(Extracted data entries)
(begin)

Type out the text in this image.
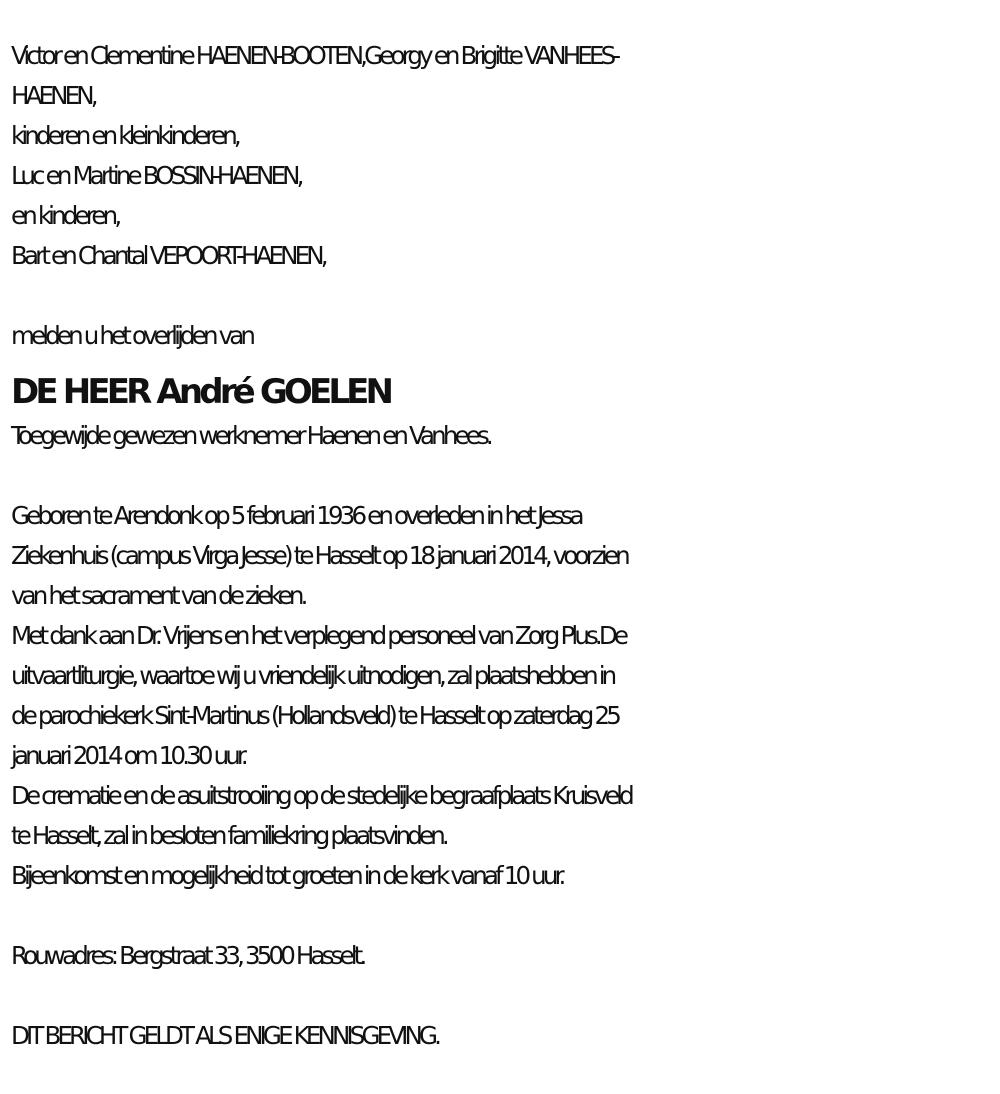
Victor en Clementine HAENEN-BOOTEN,Georgy en Brigitte VANHEES-
HAENEN,
kinderen en kleinkinderen,
Luc en Martine BOSSIN-HAENEN,
en kinderen,
Bart en Chantal VEPOORT-HAENEN,
melden u het overlijden van
DE HEER André GOELEN
Toegewijde gewezen werknemer Haenen en Vanhees.
Geboren te Arendonk op 5 februari 1936 en overleden in het Jessa
Ziekenhuis (campus Virga Jesse) te Hasselt op 18 januari 2014, voorzien
van het sacrament van de zieken.
Met dank aan Dr. Vrijens en het verplegend personeel van Zorg Plus.De
uitvaartliturgie, waartoe wij u vriendelijk uitnodigen, zal plaatshebben in
de parochiekerk Sint-Martinus (Hollandsveld) te Hasselt op zaterdag 25
januari 2014 om 10.30 uur.
De crematie en de asuitstrooiing op de stedelijke begraafplaats Kruisveld
te Hasselt, zal in besloten familiekring plaatsvinden.
Bijeenkomst en mogelijkheid tot groeten in de kerk vanaf 10 uur.
Rouwadres: Bergstraat 33, 3500 Hasselt.
DIT BERICHT GELDT ALS ENIGE KENNISGEVING.
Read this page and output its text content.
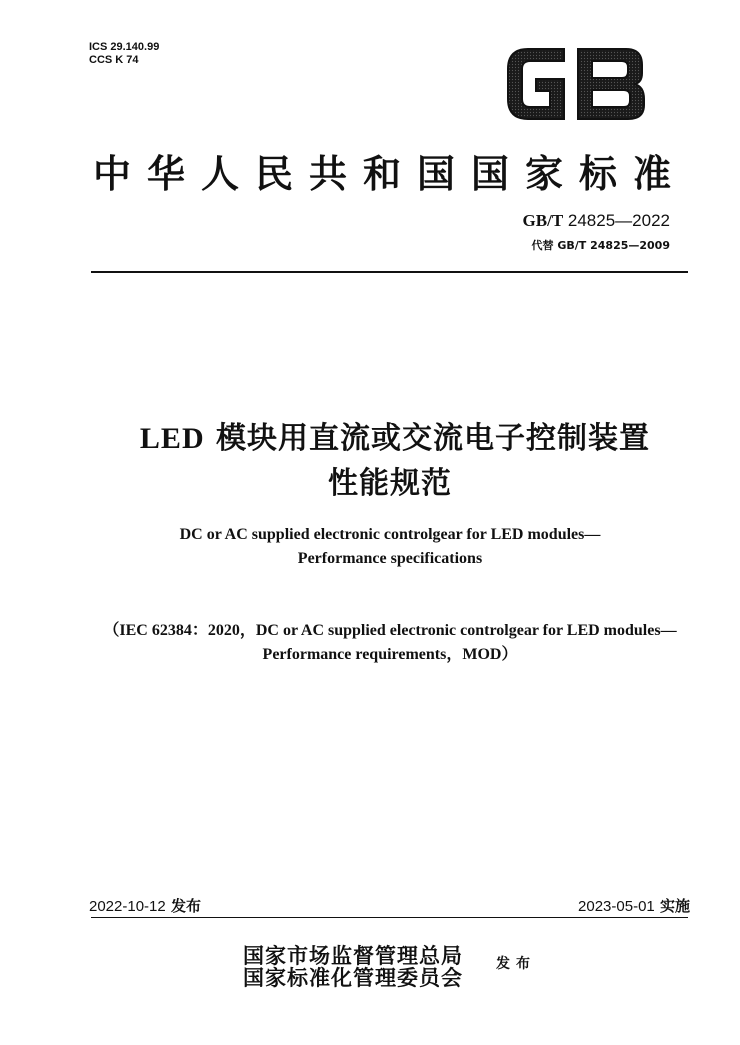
ICS 29.140.99
CCS K 74
中华人民共和国国家标准
GB/T 24825—2022
代替 GB/T 24825—2009
LED 模块用直流或交流电子控制装置
性能规范
DC or AC supplied electronic controlgear for LED modules—
Performance specifications
（IEC 62384：2020，DC or AC supplied electronic controlgear for LED modules—
Performance requirements，MOD）
2022-10-12 发布	2023-05-01 实施
国家市场监督管理总局
国家标准化管理委员会
发布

(end)

» Required task
Omit each picture, then return all of the listing exactly as it stands.

» The result
Type out the text in this image.
Victor en Clementine HAENEN-BOOTEN,Georgy en Brigitte VANHEES-
HAENEN,
kinderen en kleinkinderen,
Luc en Martine BOSSIN-HAENEN,
en kinderen,
Bart en Chantal VEPOORT-HAENEN,
melden u het overlijden van
DE HEER André GOELEN
Toegewijde gewezen werknemer Haenen en Vanhees.
Geboren te Arendonk op 5 februari 1936 en overleden in het Jessa
Ziekenhuis (campus Virga Jesse) te Hasselt op 18 januari 2014, voorzien
van het sacrament van de zieken.
Met dank aan Dr. Vrijens en het verplegend personeel van Zorg Plus.De
uitvaartliturgie, waartoe wij u vriendelijk uitnodigen, zal plaatshebben in
de parochiekerk Sint-Martinus (Hollandsveld) te Hasselt op zaterdag 25
januari 2014 om 10.30 uur.
De crematie en de asuitstrooiing op de stedelijke begraafplaats Kruisveld
te Hasselt, zal in besloten familiekring plaatsvinden.
Bijeenkomst en mogelijkheid tot groeten in de kerk vanaf 10 uur.
Rouwadres: Bergstraat 33, 3500 Hasselt.
DIT BERICHT GELDT ALS ENIGE KENNISGEVING.
Read this page and output its text content.
ICS 29.140.99
CCS K 74
中华人民共和国国家标准
GB/T 24825—2022
代替 GB/T 24825—2009
LED 模块用直流或交流电子控制装置
性能规范
DC or AC supplied electronic controlgear for LED modules—
Performance specifications
（IEC 62384：2020，DC or AC supplied electronic controlgear for LED modules—
Performance requirements，MOD）
2022-10-12 发布	2023-05-01 实施
国家市场监督管理总局
国家标准化管理委员会
发布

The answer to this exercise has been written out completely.